Search the listing below for the string "then" and show each line that contains it.

(Data entries)

⁂

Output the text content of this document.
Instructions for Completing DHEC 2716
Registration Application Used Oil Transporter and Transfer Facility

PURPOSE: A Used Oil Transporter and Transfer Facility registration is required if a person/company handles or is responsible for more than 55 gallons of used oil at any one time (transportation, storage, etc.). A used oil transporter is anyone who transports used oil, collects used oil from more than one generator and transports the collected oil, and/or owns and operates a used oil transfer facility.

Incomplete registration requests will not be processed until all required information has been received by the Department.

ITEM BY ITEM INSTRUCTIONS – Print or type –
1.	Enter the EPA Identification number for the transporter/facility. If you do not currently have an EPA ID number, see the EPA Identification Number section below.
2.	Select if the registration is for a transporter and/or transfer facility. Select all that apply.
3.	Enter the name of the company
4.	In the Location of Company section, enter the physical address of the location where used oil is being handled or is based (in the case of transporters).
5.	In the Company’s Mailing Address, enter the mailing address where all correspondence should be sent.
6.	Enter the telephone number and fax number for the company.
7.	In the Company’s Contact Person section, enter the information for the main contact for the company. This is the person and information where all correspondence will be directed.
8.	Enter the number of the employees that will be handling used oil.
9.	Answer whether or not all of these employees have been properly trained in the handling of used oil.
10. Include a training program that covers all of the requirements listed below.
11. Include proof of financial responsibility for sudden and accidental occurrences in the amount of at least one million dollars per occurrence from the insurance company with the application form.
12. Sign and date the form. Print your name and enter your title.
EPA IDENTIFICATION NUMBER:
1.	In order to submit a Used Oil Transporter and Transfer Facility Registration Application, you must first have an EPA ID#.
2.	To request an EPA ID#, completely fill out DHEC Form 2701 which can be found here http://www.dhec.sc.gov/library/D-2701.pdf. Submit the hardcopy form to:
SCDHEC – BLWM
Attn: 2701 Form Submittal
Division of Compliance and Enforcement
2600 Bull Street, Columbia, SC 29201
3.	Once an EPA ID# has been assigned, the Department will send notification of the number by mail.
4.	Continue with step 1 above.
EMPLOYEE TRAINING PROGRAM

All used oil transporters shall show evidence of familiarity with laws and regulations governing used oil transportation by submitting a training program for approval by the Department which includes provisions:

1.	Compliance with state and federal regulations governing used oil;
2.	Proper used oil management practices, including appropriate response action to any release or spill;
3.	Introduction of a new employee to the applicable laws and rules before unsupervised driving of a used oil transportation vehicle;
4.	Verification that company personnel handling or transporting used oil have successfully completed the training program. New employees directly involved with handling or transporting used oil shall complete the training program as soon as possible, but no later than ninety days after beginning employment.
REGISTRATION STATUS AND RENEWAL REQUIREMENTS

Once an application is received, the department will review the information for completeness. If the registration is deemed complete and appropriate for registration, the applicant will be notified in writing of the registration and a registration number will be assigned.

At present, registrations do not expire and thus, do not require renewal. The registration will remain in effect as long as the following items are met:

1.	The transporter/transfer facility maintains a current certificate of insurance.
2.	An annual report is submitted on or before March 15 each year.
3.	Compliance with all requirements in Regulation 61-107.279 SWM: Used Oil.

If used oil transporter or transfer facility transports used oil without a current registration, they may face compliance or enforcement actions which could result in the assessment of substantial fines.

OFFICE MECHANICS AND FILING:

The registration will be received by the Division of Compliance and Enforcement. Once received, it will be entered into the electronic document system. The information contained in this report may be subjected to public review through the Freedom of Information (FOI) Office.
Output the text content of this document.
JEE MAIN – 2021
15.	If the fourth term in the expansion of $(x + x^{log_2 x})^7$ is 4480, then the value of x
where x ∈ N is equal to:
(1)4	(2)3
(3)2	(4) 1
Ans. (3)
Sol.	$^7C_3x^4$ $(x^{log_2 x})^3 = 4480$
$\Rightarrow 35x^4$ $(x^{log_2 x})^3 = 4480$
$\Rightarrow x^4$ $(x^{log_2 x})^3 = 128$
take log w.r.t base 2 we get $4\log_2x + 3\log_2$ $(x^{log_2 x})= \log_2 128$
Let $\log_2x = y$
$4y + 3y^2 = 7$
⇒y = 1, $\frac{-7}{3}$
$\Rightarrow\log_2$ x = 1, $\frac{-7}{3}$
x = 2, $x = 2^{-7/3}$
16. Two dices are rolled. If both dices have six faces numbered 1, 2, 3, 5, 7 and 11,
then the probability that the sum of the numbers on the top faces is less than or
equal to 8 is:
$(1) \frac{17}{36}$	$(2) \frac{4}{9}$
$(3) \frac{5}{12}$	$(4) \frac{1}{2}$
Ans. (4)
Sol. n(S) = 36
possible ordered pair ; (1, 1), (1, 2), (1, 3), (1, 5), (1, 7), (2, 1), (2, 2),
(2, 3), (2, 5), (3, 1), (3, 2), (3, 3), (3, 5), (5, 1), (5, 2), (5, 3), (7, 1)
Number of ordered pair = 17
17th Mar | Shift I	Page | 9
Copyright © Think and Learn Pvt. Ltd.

⁂

Exercise answer:
15.	If the fourth term in the expansion of $(x + x^{log_2 x})^7$ is 4480, then the value of x
then the probability that the sum of the numbers on the top faces is less than or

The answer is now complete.